Given records:
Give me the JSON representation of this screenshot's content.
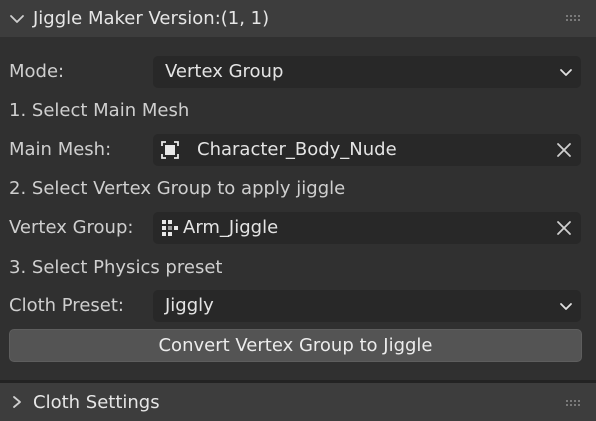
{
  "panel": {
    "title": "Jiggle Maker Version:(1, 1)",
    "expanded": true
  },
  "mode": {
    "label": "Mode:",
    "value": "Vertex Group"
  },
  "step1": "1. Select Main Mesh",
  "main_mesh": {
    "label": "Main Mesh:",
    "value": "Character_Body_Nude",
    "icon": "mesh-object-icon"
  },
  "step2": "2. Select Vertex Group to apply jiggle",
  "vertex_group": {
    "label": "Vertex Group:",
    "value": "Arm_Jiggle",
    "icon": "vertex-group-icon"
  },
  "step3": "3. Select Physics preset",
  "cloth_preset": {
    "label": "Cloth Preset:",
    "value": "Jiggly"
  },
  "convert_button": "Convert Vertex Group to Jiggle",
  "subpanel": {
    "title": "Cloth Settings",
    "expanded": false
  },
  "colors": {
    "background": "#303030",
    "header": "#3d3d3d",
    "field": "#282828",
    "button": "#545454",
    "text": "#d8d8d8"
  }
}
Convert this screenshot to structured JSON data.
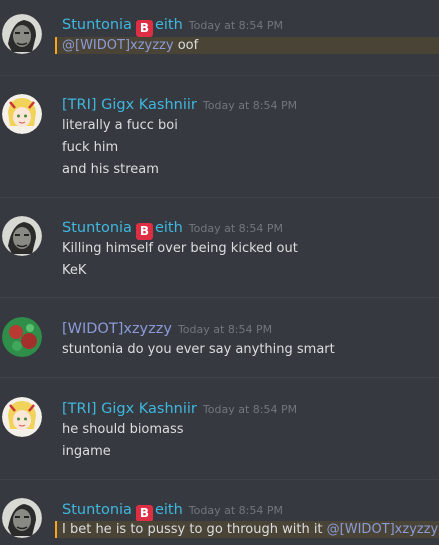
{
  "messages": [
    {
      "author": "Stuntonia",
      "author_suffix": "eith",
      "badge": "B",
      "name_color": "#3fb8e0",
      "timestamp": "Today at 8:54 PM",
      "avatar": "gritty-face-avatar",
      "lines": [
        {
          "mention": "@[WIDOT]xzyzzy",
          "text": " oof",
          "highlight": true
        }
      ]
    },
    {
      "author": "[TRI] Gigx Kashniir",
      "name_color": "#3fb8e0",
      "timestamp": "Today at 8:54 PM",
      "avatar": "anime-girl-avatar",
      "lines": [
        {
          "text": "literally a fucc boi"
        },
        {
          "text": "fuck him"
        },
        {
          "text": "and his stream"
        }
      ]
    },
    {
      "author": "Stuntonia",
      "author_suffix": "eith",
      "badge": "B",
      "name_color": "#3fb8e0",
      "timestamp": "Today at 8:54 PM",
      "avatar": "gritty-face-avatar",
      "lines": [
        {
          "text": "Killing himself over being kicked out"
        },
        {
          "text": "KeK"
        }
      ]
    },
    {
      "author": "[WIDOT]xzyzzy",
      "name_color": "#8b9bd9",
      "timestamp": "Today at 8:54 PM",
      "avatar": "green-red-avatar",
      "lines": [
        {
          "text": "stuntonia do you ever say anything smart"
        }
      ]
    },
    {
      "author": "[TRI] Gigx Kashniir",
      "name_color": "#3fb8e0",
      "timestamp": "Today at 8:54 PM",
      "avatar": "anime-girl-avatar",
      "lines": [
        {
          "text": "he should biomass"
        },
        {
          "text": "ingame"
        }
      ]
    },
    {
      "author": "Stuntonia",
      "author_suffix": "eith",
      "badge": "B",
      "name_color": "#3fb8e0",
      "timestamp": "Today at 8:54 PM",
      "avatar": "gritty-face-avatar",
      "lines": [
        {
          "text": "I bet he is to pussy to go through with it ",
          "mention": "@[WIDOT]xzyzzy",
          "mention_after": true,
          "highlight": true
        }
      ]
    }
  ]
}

Task goal: Leaving all pictures aside, quote each record exactly.

Solution to the exercise:
Give me the JSON representation of this screenshot's content.
{
  "panel": {
    "title": "Jiggle Maker Version:(1, 1)",
    "expanded": true
  },
  "mode": {
    "label": "Mode:",
    "value": "Vertex Group"
  },
  "step1": "1. Select Main Mesh",
  "main_mesh": {
    "label": "Main Mesh:",
    "value": "Character_Body_Nude",
    "icon": "mesh-object-icon"
  },
  "step2": "2. Select Vertex Group to apply jiggle",
  "vertex_group": {
    "label": "Vertex Group:",
    "value": "Arm_Jiggle",
    "icon": "vertex-group-icon"
  },
  "step3": "3. Select Physics preset",
  "cloth_preset": {
    "label": "Cloth Preset:",
    "value": "Jiggly"
  },
  "convert_button": "Convert Vertex Group to Jiggle",
  "subpanel": {
    "title": "Cloth Settings",
    "expanded": false
  },
  "colors": {
    "background": "#303030",
    "header": "#3d3d3d",
    "field": "#282828",
    "button": "#545454",
    "text": "#d8d8d8"
  }
}
Convert this screenshot to structured JSON data.
{
  "messages": [
    {
      "author": "Stuntonia",
      "author_suffix": "eith",
      "badge": "B",
      "name_color": "#3fb8e0",
      "timestamp": "Today at 8:54 PM",
      "avatar": "gritty-face-avatar",
      "lines": [
        {
          "mention": "@[WIDOT]xzyzzy",
          "text": " oof",
          "highlight": true
        }
      ]
    },
    {
      "author": "[TRI] Gigx Kashniir",
      "name_color": "#3fb8e0",
      "timestamp": "Today at 8:54 PM",
      "avatar": "anime-girl-avatar",
      "lines": [
        {
          "text": "literally a fucc boi"
        },
        {
          "text": "fuck him"
        },
        {
          "text": "and his stream"
        }
      ]
    },
    {
      "author": "Stuntonia",
      "author_suffix": "eith",
      "badge": "B",
      "name_color": "#3fb8e0",
      "timestamp": "Today at 8:54 PM",
      "avatar": "gritty-face-avatar",
      "lines": [
        {
          "text": "Killing himself over being kicked out"
        },
        {
          "text": "KeK"
        }
      ]
    },
    {
      "author": "[WIDOT]xzyzzy",
      "name_color": "#8b9bd9",
      "timestamp": "Today at 8:54 PM",
      "avatar": "green-red-avatar",
      "lines": [
        {
          "text": "stuntonia do you ever say anything smart"
        }
      ]
    },
    {
      "author": "[TRI] Gigx Kashniir",
      "name_color": "#3fb8e0",
      "timestamp": "Today at 8:54 PM",
      "avatar": "anime-girl-avatar",
      "lines": [
        {
          "text": "he should biomass"
        },
        {
          "text": "ingame"
        }
      ]
    },
    {
      "author": "Stuntonia",
      "author_suffix": "eith",
      "badge": "B",
      "name_color": "#3fb8e0",
      "timestamp": "Today at 8:54 PM",
      "avatar": "gritty-face-avatar",
      "lines": [
        {
          "text": "I bet he is to pussy to go through with it ",
          "mention": "@[WIDOT]xzyzzy",
          "mention_after": true,
          "highlight": true
        }
      ]
    }
  ]
}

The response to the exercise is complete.